Each entry below is to be printed verbatim.

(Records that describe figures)
***

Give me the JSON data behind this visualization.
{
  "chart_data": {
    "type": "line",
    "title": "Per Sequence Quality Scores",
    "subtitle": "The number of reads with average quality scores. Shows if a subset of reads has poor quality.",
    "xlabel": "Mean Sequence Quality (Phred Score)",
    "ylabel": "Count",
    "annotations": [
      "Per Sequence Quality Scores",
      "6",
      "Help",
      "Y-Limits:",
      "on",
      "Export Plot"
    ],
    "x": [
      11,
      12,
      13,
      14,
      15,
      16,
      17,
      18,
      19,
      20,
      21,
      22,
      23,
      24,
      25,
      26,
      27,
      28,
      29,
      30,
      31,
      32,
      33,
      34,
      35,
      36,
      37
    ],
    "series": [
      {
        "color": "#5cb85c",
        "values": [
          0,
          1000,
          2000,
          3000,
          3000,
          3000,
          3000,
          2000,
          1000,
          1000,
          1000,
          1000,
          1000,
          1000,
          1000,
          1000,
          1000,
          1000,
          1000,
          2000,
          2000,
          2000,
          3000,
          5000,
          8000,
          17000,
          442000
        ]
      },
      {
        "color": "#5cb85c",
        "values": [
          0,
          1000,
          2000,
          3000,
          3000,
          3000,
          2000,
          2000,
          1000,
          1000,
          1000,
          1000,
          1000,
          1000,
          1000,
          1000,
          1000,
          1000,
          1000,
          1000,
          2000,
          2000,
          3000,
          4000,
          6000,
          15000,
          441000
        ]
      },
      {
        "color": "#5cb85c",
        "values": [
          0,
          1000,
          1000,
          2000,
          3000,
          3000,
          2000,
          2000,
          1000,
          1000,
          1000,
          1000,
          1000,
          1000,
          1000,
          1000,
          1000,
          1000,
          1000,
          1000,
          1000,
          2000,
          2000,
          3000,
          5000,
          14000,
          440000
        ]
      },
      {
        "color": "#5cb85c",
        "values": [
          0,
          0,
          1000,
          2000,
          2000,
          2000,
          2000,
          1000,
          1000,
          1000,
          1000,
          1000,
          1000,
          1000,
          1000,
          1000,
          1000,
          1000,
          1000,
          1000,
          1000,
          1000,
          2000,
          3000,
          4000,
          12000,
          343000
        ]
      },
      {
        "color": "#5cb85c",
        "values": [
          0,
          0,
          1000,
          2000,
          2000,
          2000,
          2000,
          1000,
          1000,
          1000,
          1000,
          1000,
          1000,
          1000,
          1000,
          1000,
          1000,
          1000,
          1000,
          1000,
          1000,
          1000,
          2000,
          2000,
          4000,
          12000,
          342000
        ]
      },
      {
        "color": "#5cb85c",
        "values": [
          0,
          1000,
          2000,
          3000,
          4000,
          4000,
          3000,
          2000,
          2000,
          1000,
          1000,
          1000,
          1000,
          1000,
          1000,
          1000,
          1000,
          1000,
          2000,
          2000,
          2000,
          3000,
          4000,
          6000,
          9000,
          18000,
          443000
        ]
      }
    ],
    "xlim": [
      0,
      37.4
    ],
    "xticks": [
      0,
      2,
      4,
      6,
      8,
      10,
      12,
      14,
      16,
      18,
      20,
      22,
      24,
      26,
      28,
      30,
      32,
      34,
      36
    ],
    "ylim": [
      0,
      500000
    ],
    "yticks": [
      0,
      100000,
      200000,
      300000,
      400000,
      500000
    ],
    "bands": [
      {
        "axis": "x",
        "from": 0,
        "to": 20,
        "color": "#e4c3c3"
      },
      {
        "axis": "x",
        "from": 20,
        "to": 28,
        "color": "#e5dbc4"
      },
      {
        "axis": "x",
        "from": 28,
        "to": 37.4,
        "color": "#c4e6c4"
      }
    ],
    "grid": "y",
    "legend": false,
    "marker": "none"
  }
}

***

## WRITTEN SOLUTION
Give me the JSON data behind this visualization.
{
  "chart_data": {
    "type": "line",
    "title": "Per Sequence Quality Scores",
    "subtitle": "The number of reads with average quality scores. Shows if a subset of reads has poor quality.",
    "xlabel": "Mean Sequence Quality (Phred Score)",
    "ylabel": "Count",
    "annotations": [
      "Per Sequence Quality Scores",
      "6",
      "Help",
      "Y-Limits:",
      "on",
      "Export Plot"
    ],
    "x": [
      11,
      12,
      13,
      14,
      15,
      16,
      17,
      18,
      19,
      20,
      21,
      22,
      23,
      24,
      25,
      26,
      27,
      28,
      29,
      30,
      31,
      32,
      33,
      34,
      35,
      36,
      37
    ],
    "series": [
      {
        "color": "#5cb85c",
        "values": [
          0,
          1000,
          2000,
          3000,
          3000,
          3000,
          3000,
          2000,
          1000,
          1000,
          1000,
          1000,
          1000,
          1000,
          1000,
          1000,
          1000,
          1000,
          1000,
          2000,
          2000,
          2000,
          3000,
          5000,
          8000,
          17000,
          442000
        ]
      },
      {
        "color": "#5cb85c",
        "values": [
          0,
          1000,
          2000,
          3000,
          3000,
          3000,
          2000,
          2000,
          1000,
          1000,
          1000,
          1000,
          1000,
          1000,
          1000,
          1000,
          1000,
          1000,
          1000,
          1000,
          2000,
          2000,
          3000,
          4000,
          6000,
          15000,
          441000
        ]
      },
      {
        "color": "#5cb85c",
        "values": [
          0,
          1000,
          1000,
          2000,
          3000,
          3000,
          2000,
          2000,
          1000,
          1000,
          1000,
          1000,
          1000,
          1000,
          1000,
          1000,
          1000,
          1000,
          1000,
          1000,
          1000,
          2000,
          2000,
          3000,
          5000,
          14000,
          440000
        ]
      },
      {
        "color": "#5cb85c",
        "values": [
          0,
          0,
          1000,
          2000,
          2000,
          2000,
          2000,
          1000,
          1000,
          1000,
          1000,
          1000,
          1000,
          1000,
          1000,
          1000,
          1000,
          1000,
          1000,
          1000,
          1000,
          1000,
          2000,
          3000,
          4000,
          12000,
          343000
        ]
      },
      {
        "color": "#5cb85c",
        "values": [
          0,
          0,
          1000,
          2000,
          2000,
          2000,
          2000,
          1000,
          1000,
          1000,
          1000,
          1000,
          1000,
          1000,
          1000,
          1000,
          1000,
          1000,
          1000,
          1000,
          1000,
          1000,
          2000,
          2000,
          4000,
          12000,
          342000
        ]
      },
      {
        "color": "#5cb85c",
        "values": [
          0,
          1000,
          2000,
          3000,
          4000,
          4000,
          3000,
          2000,
          2000,
          1000,
          1000,
          1000,
          1000,
          1000,
          1000,
          1000,
          1000,
          1000,
          2000,
          2000,
          2000,
          3000,
          4000,
          6000,
          9000,
          18000,
          443000
        ]
      }
    ],
    "xlim": [
      0,
      37.4
    ],
    "xticks": [
      0,
      2,
      4,
      6,
      8,
      10,
      12,
      14,
      16,
      18,
      20,
      22,
      24,
      26,
      28,
      30,
      32,
      34,
      36
    ],
    "ylim": [
      0,
      500000
    ],
    "yticks": [
      0,
      100000,
      200000,
      300000,
      400000,
      500000
    ],
    "bands": [
      {
        "axis": "x",
        "from": 0,
        "to": 20,
        "color": "#e4c3c3"
      },
      {
        "axis": "x",
        "from": 20,
        "to": 28,
        "color": "#e5dbc4"
      },
      {
        "axis": "x",
        "from": 28,
        "to": 37.4,
        "color": "#c4e6c4"
      }
    ],
    "grid": "y",
    "legend": false,
    "marker": "none"
  }
}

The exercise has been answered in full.